Dataset excerpts:
»»
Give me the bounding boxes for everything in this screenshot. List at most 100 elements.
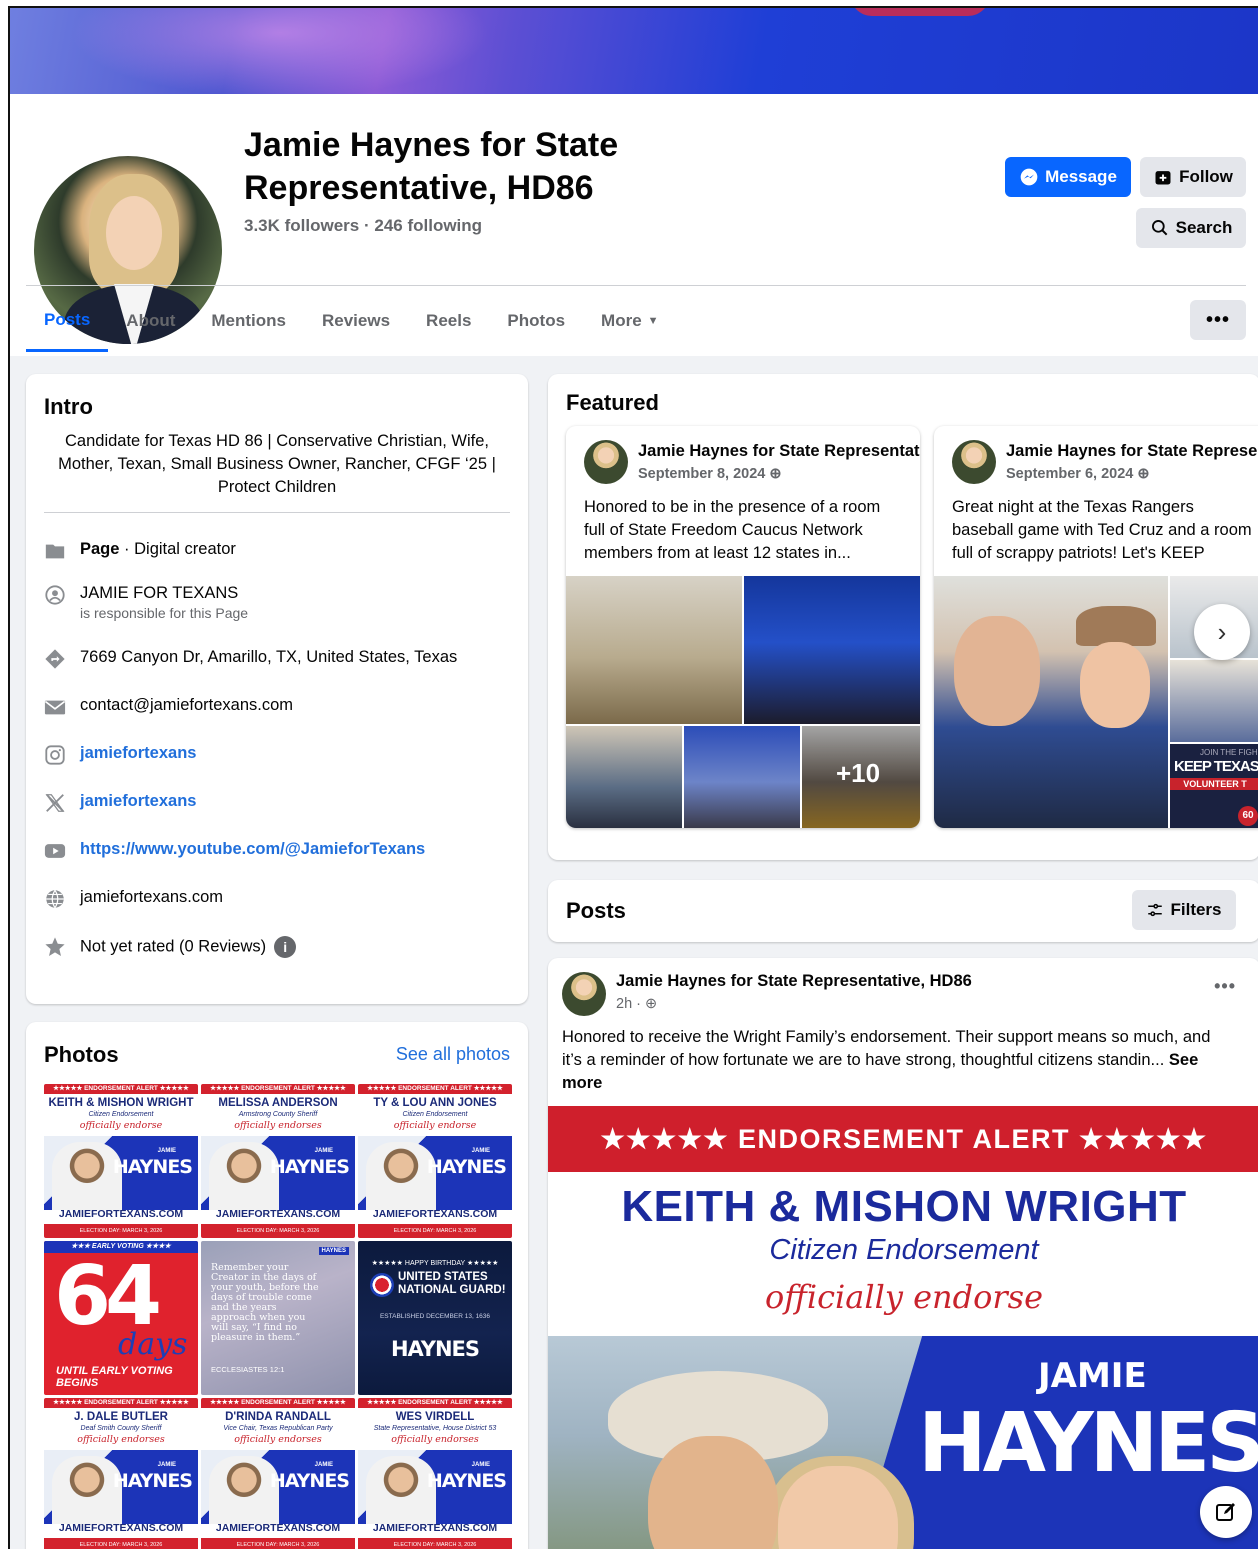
««
»»
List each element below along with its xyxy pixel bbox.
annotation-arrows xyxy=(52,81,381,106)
««
»»
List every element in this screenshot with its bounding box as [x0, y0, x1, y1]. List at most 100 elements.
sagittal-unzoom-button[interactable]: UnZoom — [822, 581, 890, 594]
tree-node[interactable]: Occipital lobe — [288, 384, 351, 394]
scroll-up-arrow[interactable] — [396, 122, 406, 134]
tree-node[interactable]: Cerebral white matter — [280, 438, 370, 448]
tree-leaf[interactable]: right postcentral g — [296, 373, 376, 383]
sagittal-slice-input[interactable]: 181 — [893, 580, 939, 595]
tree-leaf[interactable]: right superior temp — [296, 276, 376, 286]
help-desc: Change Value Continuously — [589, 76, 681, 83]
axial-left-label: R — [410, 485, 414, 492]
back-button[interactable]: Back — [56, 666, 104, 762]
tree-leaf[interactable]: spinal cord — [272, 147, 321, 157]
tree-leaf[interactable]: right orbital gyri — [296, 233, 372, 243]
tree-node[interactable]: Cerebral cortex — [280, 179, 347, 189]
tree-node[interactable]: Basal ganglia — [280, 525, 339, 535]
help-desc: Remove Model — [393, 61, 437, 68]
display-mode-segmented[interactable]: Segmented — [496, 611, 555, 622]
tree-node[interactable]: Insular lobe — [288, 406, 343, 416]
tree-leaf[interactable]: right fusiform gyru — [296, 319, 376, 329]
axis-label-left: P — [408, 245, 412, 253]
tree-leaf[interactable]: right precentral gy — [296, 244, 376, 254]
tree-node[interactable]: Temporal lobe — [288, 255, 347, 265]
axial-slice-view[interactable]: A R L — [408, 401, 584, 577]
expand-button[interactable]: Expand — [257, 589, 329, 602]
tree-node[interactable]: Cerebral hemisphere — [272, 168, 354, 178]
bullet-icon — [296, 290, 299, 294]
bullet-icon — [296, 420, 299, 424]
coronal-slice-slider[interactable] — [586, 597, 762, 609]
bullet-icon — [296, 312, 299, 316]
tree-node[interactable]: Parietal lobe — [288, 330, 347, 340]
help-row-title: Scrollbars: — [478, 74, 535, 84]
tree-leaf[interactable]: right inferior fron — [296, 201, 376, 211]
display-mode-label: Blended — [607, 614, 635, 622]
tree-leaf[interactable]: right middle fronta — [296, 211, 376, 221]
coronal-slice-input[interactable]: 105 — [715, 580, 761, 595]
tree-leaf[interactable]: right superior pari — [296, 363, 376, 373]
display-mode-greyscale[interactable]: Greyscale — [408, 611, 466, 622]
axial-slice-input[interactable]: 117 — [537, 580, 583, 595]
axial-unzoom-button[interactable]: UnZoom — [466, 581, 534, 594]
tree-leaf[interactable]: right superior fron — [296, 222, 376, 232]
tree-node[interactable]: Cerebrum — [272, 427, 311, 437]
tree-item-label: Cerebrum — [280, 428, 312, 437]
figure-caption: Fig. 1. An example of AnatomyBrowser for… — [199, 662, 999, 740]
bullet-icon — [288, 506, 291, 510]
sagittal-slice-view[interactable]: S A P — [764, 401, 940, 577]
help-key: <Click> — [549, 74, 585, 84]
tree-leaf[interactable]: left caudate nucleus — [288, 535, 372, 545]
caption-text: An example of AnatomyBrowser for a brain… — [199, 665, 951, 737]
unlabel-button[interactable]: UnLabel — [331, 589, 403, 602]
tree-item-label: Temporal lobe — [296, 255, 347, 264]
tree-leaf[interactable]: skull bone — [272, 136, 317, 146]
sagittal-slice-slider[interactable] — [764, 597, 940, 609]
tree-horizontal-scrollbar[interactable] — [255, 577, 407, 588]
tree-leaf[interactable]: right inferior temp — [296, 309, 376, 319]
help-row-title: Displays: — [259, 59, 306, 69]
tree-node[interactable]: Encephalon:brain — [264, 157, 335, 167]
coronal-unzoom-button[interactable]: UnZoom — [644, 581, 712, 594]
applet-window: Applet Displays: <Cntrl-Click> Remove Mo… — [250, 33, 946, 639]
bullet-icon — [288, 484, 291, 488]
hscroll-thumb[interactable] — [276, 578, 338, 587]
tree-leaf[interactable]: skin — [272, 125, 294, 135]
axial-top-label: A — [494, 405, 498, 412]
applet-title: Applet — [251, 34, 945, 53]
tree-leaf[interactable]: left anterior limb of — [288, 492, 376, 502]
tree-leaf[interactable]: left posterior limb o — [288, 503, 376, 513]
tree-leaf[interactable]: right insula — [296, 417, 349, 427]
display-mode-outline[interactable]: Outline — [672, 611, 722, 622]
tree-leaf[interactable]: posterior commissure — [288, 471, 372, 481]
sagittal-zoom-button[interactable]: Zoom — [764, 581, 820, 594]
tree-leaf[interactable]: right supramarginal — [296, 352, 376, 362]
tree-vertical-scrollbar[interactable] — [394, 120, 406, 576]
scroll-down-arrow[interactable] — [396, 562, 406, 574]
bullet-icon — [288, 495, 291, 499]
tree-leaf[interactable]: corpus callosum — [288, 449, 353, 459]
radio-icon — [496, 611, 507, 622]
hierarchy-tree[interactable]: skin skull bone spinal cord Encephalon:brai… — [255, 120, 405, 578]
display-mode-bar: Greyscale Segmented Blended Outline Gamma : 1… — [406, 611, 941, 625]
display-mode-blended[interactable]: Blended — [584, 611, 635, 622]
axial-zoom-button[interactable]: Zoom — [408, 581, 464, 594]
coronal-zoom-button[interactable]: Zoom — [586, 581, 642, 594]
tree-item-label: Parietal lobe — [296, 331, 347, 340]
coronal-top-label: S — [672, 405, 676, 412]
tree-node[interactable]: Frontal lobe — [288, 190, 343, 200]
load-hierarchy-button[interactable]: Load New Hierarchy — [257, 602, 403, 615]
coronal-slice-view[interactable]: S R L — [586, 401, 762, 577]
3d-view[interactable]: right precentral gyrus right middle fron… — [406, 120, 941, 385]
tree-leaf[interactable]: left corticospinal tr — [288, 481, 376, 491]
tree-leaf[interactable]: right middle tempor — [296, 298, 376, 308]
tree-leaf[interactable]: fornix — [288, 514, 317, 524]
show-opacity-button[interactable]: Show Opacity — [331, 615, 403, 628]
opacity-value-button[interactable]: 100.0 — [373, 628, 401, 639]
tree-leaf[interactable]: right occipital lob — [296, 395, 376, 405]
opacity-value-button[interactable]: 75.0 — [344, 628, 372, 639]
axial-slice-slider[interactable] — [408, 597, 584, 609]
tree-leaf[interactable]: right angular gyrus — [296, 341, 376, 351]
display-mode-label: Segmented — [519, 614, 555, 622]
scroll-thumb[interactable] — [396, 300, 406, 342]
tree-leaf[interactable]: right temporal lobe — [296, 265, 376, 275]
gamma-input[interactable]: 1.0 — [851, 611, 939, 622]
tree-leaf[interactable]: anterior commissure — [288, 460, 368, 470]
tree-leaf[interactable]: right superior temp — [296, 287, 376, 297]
««
Given request:
Rewrite the records from the line with "List each element" to the line with "annotation-arrows xyxy=(52,81,381,106)", both included. Copy every line as is, except offset each bounding-box coordinate in the answers by -44.

Reply to the task:
List each element below along with its xyxy pixel bbox.
annotation-arrows xyxy=(8,37,337,62)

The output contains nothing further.